<<<<
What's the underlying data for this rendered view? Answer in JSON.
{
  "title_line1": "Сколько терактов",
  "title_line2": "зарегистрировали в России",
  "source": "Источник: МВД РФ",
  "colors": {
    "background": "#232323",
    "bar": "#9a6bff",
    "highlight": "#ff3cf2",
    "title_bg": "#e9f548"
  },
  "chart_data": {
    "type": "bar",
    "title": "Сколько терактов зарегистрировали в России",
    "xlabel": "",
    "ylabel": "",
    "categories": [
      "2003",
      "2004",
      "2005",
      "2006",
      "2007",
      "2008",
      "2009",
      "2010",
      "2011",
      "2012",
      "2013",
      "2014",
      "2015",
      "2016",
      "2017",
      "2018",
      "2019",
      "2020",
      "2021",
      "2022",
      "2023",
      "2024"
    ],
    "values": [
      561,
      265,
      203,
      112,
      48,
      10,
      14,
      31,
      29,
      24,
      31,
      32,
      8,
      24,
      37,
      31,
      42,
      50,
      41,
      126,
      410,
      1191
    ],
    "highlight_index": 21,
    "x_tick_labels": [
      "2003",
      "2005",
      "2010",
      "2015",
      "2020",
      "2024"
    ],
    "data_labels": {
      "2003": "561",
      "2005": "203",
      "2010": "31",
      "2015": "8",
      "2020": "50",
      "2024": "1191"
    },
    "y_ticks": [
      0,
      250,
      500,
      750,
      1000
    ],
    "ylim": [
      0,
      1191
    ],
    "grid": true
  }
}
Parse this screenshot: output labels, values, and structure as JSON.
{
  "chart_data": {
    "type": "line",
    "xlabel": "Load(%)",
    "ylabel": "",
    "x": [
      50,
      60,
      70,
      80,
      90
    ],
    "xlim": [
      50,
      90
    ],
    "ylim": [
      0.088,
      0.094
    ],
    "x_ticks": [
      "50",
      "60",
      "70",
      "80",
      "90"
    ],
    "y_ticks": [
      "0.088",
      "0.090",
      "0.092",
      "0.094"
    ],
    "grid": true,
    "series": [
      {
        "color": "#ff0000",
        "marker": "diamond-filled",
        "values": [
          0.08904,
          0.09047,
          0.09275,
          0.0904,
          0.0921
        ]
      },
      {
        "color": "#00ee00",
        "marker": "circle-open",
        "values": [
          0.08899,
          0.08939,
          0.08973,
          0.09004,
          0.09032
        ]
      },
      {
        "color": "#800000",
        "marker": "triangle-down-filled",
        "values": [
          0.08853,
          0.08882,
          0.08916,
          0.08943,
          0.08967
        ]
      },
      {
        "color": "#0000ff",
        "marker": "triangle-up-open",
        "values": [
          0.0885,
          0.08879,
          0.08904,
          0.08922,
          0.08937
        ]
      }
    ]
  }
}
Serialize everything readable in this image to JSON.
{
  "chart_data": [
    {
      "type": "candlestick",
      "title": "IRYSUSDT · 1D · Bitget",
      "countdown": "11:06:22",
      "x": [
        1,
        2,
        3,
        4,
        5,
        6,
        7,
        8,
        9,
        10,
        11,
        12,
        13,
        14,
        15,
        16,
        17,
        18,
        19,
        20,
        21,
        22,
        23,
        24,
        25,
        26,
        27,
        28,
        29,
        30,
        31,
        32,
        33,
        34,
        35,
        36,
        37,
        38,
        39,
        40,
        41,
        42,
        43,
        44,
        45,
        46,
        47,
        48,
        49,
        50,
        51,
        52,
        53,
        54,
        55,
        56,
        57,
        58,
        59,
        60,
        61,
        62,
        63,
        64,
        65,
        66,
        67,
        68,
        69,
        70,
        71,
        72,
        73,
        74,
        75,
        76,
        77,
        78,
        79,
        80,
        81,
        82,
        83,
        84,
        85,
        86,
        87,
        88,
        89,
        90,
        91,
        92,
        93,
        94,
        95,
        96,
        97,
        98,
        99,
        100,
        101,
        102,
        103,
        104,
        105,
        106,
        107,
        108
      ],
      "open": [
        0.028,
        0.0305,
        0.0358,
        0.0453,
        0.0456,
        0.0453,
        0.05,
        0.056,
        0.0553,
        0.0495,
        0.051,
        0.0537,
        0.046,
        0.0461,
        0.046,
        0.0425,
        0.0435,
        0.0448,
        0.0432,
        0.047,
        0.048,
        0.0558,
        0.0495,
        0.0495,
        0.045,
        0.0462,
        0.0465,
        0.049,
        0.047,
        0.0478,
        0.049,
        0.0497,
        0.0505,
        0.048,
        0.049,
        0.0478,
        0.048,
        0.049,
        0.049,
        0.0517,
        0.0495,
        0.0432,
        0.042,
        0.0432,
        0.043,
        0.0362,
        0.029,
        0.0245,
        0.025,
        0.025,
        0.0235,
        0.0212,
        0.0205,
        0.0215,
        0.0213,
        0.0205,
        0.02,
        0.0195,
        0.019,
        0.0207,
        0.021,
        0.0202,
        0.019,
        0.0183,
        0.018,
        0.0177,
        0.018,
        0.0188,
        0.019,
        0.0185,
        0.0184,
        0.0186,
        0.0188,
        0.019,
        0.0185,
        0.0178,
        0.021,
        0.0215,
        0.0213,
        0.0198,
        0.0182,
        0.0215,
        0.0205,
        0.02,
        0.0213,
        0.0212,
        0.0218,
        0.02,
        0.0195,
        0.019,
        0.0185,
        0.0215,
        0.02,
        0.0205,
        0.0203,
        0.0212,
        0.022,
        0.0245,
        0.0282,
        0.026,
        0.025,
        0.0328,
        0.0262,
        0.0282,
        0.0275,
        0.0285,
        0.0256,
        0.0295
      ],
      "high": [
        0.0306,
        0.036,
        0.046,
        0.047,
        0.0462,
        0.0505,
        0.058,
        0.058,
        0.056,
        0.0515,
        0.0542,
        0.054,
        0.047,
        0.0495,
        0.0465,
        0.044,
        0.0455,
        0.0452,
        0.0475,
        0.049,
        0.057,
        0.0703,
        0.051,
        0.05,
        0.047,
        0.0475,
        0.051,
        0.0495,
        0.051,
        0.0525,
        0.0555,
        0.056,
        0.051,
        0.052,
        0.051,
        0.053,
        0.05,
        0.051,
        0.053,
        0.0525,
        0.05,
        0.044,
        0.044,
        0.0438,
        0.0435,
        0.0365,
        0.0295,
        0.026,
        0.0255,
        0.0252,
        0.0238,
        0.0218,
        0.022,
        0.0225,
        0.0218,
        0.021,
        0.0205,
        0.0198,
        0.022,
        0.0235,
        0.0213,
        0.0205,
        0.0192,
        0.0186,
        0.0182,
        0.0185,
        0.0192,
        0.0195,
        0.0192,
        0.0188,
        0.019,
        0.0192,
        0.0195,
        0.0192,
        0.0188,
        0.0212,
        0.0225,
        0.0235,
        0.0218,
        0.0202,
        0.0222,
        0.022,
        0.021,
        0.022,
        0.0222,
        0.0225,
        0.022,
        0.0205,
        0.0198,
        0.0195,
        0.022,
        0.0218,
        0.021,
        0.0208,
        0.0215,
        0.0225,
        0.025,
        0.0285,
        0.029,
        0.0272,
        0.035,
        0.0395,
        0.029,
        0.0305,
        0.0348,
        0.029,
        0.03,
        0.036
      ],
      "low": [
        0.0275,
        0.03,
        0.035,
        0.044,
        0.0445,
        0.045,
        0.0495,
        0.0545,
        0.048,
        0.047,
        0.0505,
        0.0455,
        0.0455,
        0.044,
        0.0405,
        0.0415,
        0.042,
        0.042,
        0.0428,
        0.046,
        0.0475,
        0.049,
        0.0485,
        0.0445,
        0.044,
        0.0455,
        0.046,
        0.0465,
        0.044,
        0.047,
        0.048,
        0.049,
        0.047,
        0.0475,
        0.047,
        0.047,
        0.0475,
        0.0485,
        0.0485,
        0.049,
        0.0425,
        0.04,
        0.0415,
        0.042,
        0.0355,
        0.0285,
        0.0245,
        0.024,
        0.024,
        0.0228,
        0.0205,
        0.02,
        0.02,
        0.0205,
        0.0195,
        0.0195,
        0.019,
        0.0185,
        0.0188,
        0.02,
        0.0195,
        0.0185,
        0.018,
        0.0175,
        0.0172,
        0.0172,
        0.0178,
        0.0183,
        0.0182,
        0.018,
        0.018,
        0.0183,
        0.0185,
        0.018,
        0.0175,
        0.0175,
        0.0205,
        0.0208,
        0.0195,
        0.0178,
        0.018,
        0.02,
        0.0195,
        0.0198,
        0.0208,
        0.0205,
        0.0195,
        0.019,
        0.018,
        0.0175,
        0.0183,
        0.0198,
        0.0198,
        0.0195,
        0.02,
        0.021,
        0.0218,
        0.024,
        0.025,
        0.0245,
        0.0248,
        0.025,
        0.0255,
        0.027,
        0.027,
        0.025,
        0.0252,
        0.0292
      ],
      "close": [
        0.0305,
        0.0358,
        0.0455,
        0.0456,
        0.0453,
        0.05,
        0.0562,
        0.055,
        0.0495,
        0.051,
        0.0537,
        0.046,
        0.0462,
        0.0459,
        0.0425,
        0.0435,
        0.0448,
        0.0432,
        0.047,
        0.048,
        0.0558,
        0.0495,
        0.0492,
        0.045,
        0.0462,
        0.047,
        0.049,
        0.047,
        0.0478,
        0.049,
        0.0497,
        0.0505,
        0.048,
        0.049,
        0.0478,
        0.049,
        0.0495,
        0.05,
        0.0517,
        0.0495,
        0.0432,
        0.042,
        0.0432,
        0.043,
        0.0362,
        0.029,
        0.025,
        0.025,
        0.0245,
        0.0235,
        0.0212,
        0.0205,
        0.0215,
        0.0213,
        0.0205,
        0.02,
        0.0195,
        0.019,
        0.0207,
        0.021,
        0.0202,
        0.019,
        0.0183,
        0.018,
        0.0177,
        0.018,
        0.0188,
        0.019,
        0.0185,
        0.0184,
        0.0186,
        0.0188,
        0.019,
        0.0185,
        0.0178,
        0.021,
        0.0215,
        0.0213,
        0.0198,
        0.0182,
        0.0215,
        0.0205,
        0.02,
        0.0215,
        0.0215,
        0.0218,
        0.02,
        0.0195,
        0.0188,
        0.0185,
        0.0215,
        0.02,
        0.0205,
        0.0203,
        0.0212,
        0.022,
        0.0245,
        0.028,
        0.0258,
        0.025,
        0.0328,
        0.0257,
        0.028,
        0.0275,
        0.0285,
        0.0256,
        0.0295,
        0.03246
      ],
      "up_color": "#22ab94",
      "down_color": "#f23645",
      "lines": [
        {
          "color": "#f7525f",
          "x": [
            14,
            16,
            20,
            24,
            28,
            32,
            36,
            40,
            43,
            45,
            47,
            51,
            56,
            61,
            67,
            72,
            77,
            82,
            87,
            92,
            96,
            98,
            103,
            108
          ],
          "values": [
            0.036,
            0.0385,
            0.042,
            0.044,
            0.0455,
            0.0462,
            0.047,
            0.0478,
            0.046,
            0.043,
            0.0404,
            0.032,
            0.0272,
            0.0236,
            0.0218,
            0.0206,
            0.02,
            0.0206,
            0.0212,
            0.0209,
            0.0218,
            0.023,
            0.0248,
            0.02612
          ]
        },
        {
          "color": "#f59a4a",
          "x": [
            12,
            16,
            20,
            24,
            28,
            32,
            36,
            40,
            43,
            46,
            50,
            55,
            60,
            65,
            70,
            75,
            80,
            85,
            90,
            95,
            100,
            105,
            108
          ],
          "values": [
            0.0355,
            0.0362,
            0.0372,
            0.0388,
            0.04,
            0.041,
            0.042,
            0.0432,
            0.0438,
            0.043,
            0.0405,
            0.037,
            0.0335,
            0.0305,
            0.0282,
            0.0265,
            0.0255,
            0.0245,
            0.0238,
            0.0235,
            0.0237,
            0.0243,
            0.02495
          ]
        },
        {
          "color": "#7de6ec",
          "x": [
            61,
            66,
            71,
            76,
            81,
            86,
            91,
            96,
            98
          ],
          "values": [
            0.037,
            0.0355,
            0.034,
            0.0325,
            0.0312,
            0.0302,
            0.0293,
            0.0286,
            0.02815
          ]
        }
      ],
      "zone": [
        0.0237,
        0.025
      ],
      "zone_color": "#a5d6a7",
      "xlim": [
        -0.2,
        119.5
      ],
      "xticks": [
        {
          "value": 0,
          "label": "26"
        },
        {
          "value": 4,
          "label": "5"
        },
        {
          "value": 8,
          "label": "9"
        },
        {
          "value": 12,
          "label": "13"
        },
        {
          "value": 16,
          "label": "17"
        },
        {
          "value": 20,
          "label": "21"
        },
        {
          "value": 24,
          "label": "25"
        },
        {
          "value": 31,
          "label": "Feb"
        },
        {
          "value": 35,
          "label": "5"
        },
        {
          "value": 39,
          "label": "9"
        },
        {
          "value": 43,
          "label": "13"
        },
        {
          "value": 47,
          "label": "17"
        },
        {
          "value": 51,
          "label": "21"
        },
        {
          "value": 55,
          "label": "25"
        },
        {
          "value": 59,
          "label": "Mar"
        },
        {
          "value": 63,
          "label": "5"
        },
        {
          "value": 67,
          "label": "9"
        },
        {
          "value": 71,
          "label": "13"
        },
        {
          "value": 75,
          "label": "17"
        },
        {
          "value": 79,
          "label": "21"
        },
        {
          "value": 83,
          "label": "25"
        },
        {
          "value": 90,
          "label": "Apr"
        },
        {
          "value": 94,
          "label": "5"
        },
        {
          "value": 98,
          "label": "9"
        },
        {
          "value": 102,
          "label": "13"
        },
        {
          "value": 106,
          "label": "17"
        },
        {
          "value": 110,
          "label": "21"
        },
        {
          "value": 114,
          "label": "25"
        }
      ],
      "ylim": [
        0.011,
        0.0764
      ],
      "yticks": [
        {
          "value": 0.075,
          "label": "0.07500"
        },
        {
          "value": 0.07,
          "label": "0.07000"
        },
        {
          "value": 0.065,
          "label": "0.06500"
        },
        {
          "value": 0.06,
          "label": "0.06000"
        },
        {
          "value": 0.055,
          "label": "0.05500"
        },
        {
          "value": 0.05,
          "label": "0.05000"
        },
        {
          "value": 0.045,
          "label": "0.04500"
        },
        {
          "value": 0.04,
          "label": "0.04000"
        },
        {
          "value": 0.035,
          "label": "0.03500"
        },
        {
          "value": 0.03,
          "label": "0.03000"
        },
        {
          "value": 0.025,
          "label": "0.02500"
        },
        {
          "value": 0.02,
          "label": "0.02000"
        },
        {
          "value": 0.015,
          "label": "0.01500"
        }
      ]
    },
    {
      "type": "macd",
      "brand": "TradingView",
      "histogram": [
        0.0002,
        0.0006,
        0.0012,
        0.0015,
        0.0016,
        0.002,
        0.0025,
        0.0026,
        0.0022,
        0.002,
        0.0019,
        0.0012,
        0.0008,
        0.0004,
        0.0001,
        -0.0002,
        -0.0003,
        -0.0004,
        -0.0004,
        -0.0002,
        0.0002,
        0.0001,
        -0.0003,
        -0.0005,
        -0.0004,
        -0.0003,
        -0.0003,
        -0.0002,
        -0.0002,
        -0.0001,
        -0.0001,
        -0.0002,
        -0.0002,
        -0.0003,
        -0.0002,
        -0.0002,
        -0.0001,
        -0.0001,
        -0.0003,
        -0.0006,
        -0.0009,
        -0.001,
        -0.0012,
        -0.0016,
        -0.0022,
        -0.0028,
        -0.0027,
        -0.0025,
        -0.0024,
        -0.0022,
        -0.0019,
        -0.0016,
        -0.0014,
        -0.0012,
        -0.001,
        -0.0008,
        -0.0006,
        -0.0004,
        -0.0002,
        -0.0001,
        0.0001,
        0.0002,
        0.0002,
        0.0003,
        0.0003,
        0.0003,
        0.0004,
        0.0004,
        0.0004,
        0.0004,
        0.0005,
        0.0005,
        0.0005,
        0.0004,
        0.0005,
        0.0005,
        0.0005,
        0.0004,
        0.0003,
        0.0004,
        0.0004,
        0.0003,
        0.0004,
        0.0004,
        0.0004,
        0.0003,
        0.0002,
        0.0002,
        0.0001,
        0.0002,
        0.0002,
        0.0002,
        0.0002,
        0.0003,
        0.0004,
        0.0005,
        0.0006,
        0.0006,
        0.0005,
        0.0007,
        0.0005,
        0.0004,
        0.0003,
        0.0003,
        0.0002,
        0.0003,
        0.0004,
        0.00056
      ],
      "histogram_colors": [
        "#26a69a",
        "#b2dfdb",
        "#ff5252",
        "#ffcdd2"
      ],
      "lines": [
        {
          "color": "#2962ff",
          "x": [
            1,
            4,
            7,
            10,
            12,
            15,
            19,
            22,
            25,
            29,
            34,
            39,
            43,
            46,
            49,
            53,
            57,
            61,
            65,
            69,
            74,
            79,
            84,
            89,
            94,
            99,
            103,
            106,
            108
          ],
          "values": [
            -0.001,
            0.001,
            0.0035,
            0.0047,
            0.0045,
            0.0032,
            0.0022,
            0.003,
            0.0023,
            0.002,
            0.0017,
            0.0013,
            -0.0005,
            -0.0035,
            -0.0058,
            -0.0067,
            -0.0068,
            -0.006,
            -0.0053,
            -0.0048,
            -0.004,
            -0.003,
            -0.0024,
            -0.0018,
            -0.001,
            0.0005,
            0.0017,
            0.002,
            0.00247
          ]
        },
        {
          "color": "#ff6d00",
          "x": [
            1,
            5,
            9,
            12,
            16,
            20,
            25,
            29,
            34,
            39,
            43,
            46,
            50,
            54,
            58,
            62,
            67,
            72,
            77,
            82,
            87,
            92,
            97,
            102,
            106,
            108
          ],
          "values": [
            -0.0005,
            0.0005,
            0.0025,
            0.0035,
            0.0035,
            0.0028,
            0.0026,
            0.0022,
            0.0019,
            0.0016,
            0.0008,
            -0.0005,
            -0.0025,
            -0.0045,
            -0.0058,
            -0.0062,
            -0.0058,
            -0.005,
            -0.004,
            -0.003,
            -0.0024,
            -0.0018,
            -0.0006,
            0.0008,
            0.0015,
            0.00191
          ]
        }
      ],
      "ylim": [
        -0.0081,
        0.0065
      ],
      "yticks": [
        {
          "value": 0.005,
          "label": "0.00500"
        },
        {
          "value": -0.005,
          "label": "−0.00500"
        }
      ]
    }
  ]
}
>>>>
From the listing above, copy every line that includes the word "filled".

        "marker": "diamond-filled",
        "marker": "triangle-down-filled",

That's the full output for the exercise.